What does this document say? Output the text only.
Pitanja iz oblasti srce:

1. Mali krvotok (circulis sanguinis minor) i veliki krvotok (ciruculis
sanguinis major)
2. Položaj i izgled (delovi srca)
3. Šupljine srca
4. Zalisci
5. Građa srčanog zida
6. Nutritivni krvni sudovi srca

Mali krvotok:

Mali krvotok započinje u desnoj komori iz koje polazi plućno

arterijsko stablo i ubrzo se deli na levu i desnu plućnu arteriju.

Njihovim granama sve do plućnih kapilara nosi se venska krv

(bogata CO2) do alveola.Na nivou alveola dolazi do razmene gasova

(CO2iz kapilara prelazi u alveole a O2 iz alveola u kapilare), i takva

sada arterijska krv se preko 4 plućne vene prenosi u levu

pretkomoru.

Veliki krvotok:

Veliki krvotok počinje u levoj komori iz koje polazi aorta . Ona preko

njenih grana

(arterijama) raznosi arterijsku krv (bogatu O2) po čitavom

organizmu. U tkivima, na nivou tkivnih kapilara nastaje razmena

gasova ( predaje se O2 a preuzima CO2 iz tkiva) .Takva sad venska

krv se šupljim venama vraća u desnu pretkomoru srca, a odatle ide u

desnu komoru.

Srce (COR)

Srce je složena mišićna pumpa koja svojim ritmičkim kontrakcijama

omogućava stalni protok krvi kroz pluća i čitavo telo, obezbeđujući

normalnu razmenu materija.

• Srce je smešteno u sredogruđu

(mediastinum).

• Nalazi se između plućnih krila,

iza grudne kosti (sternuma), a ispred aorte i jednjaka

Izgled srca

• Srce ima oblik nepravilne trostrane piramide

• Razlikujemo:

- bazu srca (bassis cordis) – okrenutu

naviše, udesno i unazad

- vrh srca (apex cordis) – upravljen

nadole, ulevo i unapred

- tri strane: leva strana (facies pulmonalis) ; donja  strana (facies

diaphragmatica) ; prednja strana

◇ ◇ ◇

Print the entries exactly. Include every one.

What does this document say? Output the text only.
Pitanja iz oblasti srce:

1. Mali krvotok (circulis sanguinis minor) i veliki krvotok (ciruculis
sanguinis major)
2. Položaj i izgled (delovi srca)
3. Šupljine srca
4. Zalisci
5. Građa srčanog zida
6. Nutritivni krvni sudovi srca

Mali krvotok:

Mali krvotok započinje u desnoj komori iz koje polazi plućno

arterijsko stablo i ubrzo se deli na levu i desnu plućnu arteriju.

Njihovim granama sve do plućnih kapilara nosi se venska krv

(bogata CO2) do alveola.Na nivou alveola dolazi do razmene gasova

(CO2iz kapilara prelazi u alveole a O2 iz alveola u kapilare), i takva

sada arterijska krv se preko 4 plućne vene prenosi u levu

pretkomoru.

Veliki krvotok:

Veliki krvotok počinje u levoj komori iz koje polazi aorta . Ona preko

njenih grana

(arterijama) raznosi arterijsku krv (bogatu O2) po čitavom

organizmu. U tkivima, na nivou tkivnih kapilara nastaje razmena

gasova ( predaje se O2 a preuzima CO2 iz tkiva) .Takva sad venska

krv se šupljim venama vraća u desnu pretkomoru srca, a odatle ide u

desnu komoru.

Srce (COR)

Srce je složena mišićna pumpa koja svojim ritmičkim kontrakcijama

omogućava stalni protok krvi kroz pluća i čitavo telo, obezbeđujući

normalnu razmenu materija.

• Srce je smešteno u sredogruđu

(mediastinum).

• Nalazi se između plućnih krila,

iza grudne kosti (sternuma), a ispred aorte i jednjaka

Izgled srca

• Srce ima oblik nepravilne trostrane piramide

• Razlikujemo:

- bazu srca (bassis cordis) – okrenutu

naviše, udesno i unazad

- vrh srca (apex cordis) – upravljen

nadole, ulevo i unapred

- tri strane: leva strana (facies pulmonalis) ; donja  strana (facies

diaphragmatica) ; prednja strana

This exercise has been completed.